-- BEGIN DATA ENTRIES --

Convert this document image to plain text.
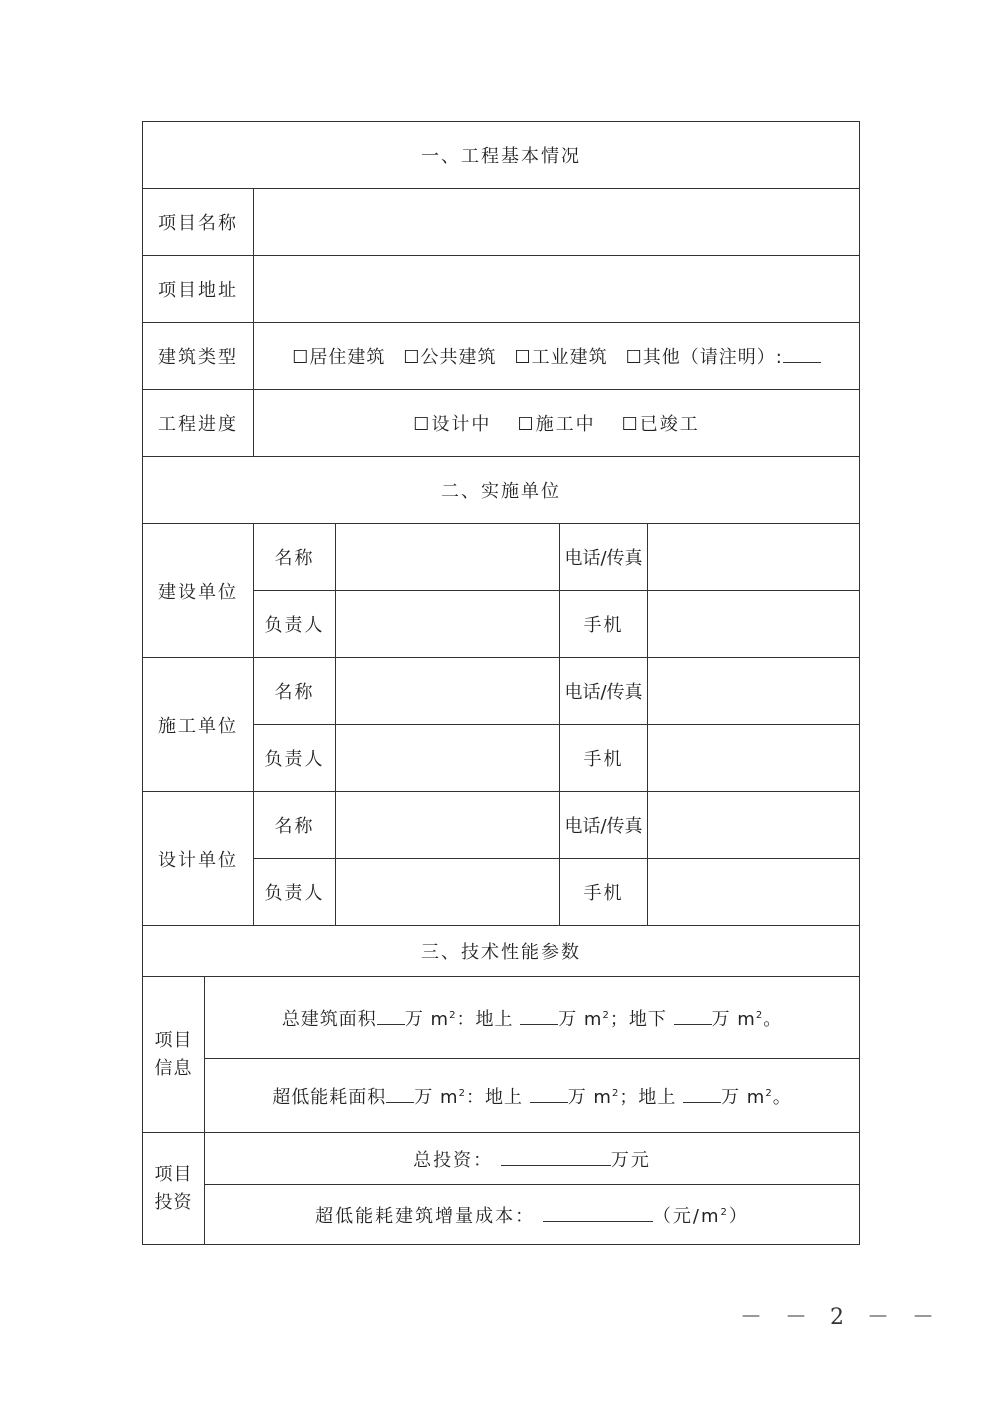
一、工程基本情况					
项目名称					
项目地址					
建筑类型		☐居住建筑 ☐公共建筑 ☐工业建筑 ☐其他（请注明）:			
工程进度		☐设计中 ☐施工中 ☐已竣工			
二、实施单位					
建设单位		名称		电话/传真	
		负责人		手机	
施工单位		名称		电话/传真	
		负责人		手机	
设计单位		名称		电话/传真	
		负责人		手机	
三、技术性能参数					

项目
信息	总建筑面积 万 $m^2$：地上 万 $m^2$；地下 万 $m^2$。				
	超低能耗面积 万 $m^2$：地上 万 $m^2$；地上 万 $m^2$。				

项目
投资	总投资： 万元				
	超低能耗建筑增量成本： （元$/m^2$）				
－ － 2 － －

-- END DATA ENTRIES --
-- BEGIN DATA ENTRIES --

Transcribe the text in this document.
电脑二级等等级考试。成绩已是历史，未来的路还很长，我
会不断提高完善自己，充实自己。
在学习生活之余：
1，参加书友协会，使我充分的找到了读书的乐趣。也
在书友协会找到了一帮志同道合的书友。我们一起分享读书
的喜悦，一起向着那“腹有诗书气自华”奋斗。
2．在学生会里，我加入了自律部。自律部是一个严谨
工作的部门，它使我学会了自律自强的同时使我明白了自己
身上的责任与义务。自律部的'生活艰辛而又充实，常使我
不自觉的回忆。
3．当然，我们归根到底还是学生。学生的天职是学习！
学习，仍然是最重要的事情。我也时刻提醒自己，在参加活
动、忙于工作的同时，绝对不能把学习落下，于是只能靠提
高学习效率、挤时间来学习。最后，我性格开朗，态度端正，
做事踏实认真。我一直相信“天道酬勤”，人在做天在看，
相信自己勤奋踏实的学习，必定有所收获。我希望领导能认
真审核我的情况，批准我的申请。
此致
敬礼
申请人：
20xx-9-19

-- END DATA ENTRIES --

WRITTEN INSTRUCTION:
Locate the word "this" in the records and collect each line it appears in.

COMPLETED TASK:
Convert this document image to plain text.
Transcribe the text in this document.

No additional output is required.